## Werkinstructies
a: Welk percentage van de oogst ging volgens de selectie in 2021 door de vorst verloren?
b: Geef uit de selectie letterlijk de passage terug die begint bij de woorden "Thierry is niet" en stop na de woorden "in heel Frankrijk.".

Thierry is niet blij, we zijn te laat. Hij had de wijngaarden met ons in willen gaan en dat gaat nu niet meer lukken. “We moeten namelijk ook heel veel proeven!” Bij aankomst doet Thierry nog even nukkig, maar dan volgt de omhelzing. We duiken snel de indrukwekkende grotkelders van het domein in. Thierry werkt al vele jaren biodynamisch en is een groot voorbeeld voor wijnmakers in heel Frankrijk.
Zijn wijnen blinken uit in verfijning en expressie. 2021 was (ook) hier een slachting. 70%(!) van de oogst ging verloren door de vorst. Maar wijnboeren in de Loire weten dat deze risico’s erbij horen. Gelukkig is de kwaliteit wel heel goed en bracht 2022 een ruimere oogst. Ondertussen rennen we in het doolhof aan gangen achter Thierry en zijn zoon Louis aan, om steeds weer bij een nieuw vat te stoppen en te proeven. Bij ieder vat volgt ook weer een verhaal. Wijnen van een kleigrond proef je midden op je tong, leert Thierry ons. “En dit vat is van een kalkgrond. Het kalk geeft de wijn veel energie. Je proeft hem aan de buitenkant van je tong.” Inmiddels hebben we dertig vaten geproefd en ook nog wat prachtige oude wijnen van fl es, waaronder 1993 Franc de Pieds en 1995 Marginale. De koude kelder heeft ons tot op het bot verkleumd. De heerlijke lunch in de gezellige eetkeuken die Marie Germain ons serveert doet wonderen. We hebben eigenlijk geen zin om weg te gaan, maar moeten door; de dag is nog lang.

## Aangeleverd materiaal
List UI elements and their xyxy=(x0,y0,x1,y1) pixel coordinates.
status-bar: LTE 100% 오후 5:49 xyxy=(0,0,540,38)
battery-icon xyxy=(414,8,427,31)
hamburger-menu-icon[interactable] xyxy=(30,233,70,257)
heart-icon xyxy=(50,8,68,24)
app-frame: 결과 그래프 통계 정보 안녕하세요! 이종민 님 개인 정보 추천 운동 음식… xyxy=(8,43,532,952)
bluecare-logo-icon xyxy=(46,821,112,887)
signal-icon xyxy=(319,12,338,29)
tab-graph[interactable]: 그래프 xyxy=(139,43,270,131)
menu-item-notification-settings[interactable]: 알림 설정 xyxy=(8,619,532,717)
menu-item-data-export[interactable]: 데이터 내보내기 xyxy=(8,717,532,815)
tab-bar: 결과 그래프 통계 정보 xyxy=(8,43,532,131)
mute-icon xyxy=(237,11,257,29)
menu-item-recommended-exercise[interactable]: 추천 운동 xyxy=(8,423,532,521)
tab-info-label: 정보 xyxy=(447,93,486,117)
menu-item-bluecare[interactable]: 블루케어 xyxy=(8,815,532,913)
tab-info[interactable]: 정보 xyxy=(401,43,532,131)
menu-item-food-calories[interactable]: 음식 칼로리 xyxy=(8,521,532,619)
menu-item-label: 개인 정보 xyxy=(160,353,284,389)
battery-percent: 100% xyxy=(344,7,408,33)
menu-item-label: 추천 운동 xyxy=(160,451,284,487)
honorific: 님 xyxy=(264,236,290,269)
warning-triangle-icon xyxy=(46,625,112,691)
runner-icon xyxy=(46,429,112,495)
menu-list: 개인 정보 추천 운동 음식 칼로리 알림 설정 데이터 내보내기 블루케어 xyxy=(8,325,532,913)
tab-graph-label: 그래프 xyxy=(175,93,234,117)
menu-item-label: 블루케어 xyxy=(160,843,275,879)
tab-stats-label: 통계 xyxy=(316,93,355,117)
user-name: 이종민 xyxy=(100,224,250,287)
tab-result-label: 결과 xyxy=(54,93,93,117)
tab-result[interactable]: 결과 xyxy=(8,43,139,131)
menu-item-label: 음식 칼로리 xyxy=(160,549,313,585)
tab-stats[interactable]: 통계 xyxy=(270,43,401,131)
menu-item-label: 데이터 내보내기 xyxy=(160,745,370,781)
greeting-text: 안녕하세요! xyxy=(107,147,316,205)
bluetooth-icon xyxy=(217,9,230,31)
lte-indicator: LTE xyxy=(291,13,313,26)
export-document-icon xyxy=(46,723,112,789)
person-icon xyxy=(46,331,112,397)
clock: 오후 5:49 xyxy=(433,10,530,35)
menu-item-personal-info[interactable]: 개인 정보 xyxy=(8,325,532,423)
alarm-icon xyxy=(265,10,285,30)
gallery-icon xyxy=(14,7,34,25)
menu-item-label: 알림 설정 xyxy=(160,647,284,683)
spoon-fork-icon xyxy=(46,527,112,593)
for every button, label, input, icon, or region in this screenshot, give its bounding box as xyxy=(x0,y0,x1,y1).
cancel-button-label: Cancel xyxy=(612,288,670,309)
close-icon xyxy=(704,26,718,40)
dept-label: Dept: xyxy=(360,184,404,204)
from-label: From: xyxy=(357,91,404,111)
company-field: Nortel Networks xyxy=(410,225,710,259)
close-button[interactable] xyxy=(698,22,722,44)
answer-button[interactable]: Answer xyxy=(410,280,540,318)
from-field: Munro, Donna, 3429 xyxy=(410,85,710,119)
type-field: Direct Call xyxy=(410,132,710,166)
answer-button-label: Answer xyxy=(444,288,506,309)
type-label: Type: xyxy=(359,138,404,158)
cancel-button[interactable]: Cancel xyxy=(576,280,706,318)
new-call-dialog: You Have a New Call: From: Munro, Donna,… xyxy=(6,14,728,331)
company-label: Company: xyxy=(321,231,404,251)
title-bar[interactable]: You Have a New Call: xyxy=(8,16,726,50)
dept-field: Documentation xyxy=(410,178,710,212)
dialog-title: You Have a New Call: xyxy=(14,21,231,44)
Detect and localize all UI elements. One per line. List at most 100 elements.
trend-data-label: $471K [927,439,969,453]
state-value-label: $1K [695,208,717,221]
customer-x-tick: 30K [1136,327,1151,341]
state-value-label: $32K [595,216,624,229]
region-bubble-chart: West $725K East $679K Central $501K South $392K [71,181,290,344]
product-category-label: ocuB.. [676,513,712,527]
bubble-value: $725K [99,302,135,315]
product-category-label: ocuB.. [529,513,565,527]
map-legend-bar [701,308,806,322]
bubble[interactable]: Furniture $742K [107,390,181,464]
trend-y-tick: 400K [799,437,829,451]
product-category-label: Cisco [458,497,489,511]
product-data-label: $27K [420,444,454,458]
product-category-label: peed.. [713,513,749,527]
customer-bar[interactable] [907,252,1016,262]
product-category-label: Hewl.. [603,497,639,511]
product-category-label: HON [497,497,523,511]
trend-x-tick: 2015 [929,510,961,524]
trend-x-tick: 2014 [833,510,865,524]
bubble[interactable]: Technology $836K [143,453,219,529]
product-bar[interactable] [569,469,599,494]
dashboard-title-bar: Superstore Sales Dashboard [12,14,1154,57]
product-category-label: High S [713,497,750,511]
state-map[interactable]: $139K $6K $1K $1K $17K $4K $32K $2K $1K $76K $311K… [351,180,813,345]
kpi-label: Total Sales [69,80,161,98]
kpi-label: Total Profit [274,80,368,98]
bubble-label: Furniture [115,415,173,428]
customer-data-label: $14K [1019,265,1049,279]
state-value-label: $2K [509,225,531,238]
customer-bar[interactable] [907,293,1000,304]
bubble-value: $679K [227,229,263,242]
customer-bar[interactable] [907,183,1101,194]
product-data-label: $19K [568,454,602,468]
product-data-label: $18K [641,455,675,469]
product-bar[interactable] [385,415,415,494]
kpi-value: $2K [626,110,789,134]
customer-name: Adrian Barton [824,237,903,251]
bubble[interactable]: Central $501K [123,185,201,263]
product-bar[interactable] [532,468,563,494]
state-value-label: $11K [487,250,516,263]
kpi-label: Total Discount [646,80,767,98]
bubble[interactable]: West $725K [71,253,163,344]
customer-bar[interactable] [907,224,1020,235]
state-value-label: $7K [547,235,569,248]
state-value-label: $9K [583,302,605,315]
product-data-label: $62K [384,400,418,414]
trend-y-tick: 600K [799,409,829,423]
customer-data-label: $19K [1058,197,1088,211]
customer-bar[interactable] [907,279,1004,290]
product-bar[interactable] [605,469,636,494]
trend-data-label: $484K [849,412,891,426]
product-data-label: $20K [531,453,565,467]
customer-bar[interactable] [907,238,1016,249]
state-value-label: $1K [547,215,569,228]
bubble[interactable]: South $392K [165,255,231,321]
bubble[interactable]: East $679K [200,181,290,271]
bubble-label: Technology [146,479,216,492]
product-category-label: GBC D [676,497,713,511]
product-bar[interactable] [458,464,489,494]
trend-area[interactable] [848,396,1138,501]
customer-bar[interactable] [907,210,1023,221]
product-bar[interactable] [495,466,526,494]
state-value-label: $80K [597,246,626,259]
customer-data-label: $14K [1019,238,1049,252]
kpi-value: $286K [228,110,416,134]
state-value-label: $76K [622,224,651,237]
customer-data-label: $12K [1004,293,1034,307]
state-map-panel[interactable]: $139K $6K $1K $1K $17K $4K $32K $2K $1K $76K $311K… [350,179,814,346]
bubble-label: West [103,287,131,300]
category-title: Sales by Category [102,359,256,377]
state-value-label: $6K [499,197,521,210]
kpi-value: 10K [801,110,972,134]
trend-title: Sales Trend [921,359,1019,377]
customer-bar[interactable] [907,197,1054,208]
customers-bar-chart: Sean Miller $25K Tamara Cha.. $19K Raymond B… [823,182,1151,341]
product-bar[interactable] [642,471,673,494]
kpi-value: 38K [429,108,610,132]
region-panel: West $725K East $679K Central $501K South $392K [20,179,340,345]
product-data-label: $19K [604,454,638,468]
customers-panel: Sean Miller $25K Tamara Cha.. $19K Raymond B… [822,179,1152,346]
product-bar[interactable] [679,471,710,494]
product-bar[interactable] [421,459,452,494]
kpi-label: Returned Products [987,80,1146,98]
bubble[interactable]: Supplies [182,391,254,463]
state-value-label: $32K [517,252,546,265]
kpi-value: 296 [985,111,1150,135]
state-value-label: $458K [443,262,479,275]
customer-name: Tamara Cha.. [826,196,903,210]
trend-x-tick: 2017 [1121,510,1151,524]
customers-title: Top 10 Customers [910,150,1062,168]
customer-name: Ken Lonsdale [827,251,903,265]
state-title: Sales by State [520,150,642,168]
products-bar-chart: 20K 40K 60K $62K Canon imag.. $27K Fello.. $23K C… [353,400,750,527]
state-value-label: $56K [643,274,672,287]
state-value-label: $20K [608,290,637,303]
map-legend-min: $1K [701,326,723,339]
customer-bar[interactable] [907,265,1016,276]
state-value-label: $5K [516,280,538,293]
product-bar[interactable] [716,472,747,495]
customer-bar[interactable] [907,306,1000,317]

## Oplossingen per opdracht
a: 70% van de oogst ging verloren.

b:
Thierry is niet blij, we zijn te laat. Hij had de wijngaarden met ons in willen gaan en dat gaat nu niet meer lukken. “We moeten namelijk ook heel veel proeven!” Bij aankomst doet Thierry nog even nukkig, maar dan volgt de omhelzing. We duiken snel de indrukwekkende grotkelders van het domein in. Thierry werkt al vele jaren biodynamisch en is een groot voorbeeld voor wijnmakers in heel Frankrijk.